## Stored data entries
::::

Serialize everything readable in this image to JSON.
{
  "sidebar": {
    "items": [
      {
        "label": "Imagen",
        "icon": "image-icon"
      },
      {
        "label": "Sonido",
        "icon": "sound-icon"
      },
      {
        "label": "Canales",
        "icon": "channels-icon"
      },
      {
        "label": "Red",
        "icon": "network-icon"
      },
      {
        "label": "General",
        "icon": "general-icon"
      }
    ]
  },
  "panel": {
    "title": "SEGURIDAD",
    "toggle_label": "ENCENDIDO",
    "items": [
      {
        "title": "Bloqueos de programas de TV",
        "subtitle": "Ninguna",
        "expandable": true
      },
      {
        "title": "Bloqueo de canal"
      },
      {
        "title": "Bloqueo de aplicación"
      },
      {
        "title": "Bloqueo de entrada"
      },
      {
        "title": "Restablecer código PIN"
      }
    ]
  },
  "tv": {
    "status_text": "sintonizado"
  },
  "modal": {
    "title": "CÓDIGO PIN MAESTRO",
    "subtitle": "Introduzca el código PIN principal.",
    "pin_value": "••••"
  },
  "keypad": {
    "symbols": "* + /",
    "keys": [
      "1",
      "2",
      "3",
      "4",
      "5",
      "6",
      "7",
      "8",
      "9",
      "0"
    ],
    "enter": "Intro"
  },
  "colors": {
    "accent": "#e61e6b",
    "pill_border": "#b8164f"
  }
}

::::

## Exercise directions
Would you reproduce all the entries exactly?

## Expected answer
Serialize everything readable in this image to JSON.
{
  "sidebar": {
    "items": [
      {
        "label": "Imagen",
        "icon": "image-icon"
      },
      {
        "label": "Sonido",
        "icon": "sound-icon"
      },
      {
        "label": "Canales",
        "icon": "channels-icon"
      },
      {
        "label": "Red",
        "icon": "network-icon"
      },
      {
        "label": "General",
        "icon": "general-icon"
      }
    ]
  },
  "panel": {
    "title": "SEGURIDAD",
    "toggle_label": "ENCENDIDO",
    "items": [
      {
        "title": "Bloqueos de programas de TV",
        "subtitle": "Ninguna",
        "expandable": true
      },
      {
        "title": "Bloqueo de canal"
      },
      {
        "title": "Bloqueo de aplicación"
      },
      {
        "title": "Bloqueo de entrada"
      },
      {
        "title": "Restablecer código PIN"
      }
    ]
  },
  "tv": {
    "status_text": "sintonizado"
  },
  "modal": {
    "title": "CÓDIGO PIN MAESTRO",
    "subtitle": "Introduzca el código PIN principal.",
    "pin_value": "••••"
  },
  "keypad": {
    "symbols": "* + /",
    "keys": [
      "1",
      "2",
      "3",
      "4",
      "5",
      "6",
      "7",
      "8",
      "9",
      "0"
    ],
    "enter": "Intro"
  },
  "colors": {
    "accent": "#e61e6b",
    "pill_border": "#b8164f"
  }
}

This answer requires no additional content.